» **Collection entries**
* BEGIN *

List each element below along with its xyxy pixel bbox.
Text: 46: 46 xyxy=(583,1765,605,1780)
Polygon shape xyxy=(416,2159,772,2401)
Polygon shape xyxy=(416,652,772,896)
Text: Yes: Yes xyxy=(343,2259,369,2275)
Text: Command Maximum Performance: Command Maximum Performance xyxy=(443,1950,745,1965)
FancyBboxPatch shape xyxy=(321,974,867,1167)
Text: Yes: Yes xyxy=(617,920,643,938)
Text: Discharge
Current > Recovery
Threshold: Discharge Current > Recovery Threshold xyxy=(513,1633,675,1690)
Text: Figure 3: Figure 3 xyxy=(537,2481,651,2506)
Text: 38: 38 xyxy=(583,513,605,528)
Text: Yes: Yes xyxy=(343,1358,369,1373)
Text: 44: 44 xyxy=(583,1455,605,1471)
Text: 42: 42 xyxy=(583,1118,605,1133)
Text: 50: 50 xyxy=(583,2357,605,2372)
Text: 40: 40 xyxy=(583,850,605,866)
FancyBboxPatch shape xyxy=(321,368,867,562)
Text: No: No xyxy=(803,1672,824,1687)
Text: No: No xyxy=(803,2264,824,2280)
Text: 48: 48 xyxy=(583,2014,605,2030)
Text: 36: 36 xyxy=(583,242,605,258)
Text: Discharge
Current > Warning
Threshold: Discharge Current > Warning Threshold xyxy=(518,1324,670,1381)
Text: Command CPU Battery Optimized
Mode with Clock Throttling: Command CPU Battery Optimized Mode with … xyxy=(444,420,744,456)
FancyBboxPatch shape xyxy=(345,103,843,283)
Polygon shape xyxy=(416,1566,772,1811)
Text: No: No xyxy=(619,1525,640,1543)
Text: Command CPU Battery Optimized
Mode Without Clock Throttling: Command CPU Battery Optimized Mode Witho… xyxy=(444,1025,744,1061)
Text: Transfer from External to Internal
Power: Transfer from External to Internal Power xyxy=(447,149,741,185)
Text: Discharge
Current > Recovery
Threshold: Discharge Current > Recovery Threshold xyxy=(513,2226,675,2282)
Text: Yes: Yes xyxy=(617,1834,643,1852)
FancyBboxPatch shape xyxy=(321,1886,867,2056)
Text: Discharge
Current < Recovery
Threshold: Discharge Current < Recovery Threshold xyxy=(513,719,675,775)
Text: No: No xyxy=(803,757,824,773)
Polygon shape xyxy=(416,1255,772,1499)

* END *

» **Stated exercise**
In the listing, can you change every "Threshold" to "Limit" and leave everything else unchanged?

» **Solution to this problem**
List each element below along with its xyxy pixel bbox.
Text: 46: 46 xyxy=(583,1765,605,1780)
Polygon shape xyxy=(416,2159,772,2401)
Polygon shape xyxy=(416,652,772,896)
Text: Yes: Yes xyxy=(343,2259,369,2275)
Text: Command Maximum Performance: Command Maximum Performance xyxy=(443,1950,745,1965)
FancyBboxPatch shape xyxy=(321,974,867,1167)
Text: Yes: Yes xyxy=(617,920,643,938)
Text: Discharge
Current > Recovery
Limit: Discharge Current > Recovery Limit xyxy=(513,1633,675,1690)
Text: Figure 3: Figure 3 xyxy=(537,2481,651,2506)
Text: 38: 38 xyxy=(583,513,605,528)
Text: Yes: Yes xyxy=(343,1358,369,1373)
Text: 44: 44 xyxy=(583,1455,605,1471)
Text: 42: 42 xyxy=(583,1118,605,1133)
Text: 50: 50 xyxy=(583,2357,605,2372)
Text: 40: 40 xyxy=(583,850,605,866)
FancyBboxPatch shape xyxy=(321,368,867,562)
Text: No: No xyxy=(803,1672,824,1687)
Text: No: No xyxy=(803,2264,824,2280)
Text: 48: 48 xyxy=(583,2014,605,2030)
Text: 36: 36 xyxy=(583,242,605,258)
Text: Discharge
Current > Warning
Limit: Discharge Current > Warning Limit xyxy=(518,1324,670,1381)
Text: Command CPU Battery Optimized
Mode with Clock Throttling: Command CPU Battery Optimized Mode with … xyxy=(444,420,744,456)
FancyBboxPatch shape xyxy=(345,103,843,283)
Polygon shape xyxy=(416,1566,772,1811)
Text: No: No xyxy=(619,1525,640,1543)
Text: Command CPU Battery Optimized
Mode Without Clock Throttling: Command CPU Battery Optimized Mode Witho… xyxy=(444,1025,744,1061)
Text: Transfer from External to Internal
Power: Transfer from External to Internal Power xyxy=(447,149,741,185)
Text: Discharge
Current > Recovery
Limit: Discharge Current > Recovery Limit xyxy=(513,2226,675,2282)
Text: Yes: Yes xyxy=(617,1834,643,1852)
FancyBboxPatch shape xyxy=(321,1886,867,2056)
Text: Discharge
Current < Recovery
Limit: Discharge Current < Recovery Limit xyxy=(513,719,675,775)
Text: No: No xyxy=(803,757,824,773)
Polygon shape xyxy=(416,1255,772,1499)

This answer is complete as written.